**YOUR TASK:**
Lines holding the string "page" are the ones to copy; find them all in the data.

**INFORMATION SHOWN:**
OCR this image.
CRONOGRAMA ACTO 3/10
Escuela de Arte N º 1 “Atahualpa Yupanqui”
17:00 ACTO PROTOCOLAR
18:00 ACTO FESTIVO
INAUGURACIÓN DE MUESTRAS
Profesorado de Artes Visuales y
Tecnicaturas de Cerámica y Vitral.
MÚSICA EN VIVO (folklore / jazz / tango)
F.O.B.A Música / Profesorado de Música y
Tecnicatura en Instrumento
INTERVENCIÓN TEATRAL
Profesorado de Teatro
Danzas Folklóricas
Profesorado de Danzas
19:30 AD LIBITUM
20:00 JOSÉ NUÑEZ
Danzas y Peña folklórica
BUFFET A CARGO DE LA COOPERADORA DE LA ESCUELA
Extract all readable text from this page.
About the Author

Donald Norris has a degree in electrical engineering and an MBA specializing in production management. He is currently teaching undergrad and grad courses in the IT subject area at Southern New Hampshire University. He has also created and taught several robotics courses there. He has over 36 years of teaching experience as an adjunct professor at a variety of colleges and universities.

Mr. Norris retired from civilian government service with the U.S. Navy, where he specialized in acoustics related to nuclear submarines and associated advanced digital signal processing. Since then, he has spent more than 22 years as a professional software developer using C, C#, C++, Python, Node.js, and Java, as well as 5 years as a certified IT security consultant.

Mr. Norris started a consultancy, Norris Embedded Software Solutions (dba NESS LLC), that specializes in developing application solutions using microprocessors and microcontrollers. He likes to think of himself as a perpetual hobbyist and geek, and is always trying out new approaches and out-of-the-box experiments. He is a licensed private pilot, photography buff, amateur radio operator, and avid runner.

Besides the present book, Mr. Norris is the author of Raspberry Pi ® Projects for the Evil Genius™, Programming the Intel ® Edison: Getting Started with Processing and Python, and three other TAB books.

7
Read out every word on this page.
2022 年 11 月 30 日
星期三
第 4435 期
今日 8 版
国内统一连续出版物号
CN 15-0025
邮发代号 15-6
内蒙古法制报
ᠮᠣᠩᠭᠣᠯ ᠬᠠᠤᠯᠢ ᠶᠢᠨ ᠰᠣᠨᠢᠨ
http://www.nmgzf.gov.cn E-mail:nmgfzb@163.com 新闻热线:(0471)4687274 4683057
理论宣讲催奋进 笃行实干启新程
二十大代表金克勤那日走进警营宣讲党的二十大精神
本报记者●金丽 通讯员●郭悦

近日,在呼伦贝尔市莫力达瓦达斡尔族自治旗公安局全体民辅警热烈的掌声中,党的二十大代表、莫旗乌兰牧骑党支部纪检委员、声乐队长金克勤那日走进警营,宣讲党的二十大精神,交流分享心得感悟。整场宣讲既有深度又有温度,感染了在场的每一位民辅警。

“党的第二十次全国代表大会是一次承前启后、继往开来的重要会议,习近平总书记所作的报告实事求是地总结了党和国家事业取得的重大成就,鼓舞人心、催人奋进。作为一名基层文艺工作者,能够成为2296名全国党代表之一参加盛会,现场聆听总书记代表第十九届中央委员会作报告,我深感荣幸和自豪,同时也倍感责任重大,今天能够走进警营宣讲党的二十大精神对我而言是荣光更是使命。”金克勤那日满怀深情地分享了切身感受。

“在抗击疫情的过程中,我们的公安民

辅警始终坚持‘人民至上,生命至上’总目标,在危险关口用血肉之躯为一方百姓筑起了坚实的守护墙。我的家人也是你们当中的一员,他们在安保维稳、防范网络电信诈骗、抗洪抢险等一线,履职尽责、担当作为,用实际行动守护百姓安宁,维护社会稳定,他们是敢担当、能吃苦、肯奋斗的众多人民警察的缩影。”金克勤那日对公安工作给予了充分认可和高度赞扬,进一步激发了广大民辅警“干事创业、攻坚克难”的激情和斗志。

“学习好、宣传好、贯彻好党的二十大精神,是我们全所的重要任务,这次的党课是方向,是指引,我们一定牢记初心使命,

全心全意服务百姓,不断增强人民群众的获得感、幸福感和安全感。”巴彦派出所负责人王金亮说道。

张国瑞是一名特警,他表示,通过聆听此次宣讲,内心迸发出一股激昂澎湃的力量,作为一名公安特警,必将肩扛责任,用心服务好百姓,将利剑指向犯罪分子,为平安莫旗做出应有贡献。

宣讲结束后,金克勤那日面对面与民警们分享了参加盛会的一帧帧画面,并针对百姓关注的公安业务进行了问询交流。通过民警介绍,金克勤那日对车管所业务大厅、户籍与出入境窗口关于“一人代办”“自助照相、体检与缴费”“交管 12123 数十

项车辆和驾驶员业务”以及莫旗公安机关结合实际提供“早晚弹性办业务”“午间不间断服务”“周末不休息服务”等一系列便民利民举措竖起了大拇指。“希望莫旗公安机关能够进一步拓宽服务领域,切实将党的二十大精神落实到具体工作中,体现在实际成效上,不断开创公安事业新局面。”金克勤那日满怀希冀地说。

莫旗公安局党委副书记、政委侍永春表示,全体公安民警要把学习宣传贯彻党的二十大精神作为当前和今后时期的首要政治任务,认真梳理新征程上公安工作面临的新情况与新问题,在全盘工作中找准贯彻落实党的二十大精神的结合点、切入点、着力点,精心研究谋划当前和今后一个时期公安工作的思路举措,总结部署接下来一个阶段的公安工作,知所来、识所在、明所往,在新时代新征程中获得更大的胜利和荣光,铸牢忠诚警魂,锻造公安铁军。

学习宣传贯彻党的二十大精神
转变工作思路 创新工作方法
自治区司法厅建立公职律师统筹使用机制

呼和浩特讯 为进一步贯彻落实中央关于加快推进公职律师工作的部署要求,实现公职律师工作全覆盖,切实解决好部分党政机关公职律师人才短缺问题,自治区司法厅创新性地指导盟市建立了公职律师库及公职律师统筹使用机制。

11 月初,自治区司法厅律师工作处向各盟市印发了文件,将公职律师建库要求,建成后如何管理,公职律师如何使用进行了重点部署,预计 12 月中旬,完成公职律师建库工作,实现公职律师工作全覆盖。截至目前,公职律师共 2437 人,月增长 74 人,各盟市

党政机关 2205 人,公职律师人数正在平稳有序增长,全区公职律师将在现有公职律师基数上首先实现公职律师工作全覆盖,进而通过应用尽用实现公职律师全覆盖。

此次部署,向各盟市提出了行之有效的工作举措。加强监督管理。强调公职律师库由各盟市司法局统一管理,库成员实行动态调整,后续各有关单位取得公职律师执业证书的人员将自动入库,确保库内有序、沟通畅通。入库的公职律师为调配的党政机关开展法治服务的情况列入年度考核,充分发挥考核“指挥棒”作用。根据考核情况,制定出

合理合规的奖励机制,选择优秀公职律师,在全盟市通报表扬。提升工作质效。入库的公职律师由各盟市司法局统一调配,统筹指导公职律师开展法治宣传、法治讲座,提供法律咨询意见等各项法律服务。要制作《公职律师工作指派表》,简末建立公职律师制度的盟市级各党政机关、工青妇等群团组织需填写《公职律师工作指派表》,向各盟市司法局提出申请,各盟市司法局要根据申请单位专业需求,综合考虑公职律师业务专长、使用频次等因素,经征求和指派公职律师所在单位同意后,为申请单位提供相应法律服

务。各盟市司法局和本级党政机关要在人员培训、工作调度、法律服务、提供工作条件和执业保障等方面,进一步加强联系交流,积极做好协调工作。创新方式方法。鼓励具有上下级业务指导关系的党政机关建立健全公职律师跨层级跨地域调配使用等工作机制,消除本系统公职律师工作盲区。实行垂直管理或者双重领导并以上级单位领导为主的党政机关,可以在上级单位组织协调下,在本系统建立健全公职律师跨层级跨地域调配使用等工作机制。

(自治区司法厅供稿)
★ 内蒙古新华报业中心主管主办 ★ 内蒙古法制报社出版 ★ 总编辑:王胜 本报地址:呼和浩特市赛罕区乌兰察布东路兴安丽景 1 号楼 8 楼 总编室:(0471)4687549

**RESPONSE BELOW:**
Extract all readable text from this page.
Read out every word on this page.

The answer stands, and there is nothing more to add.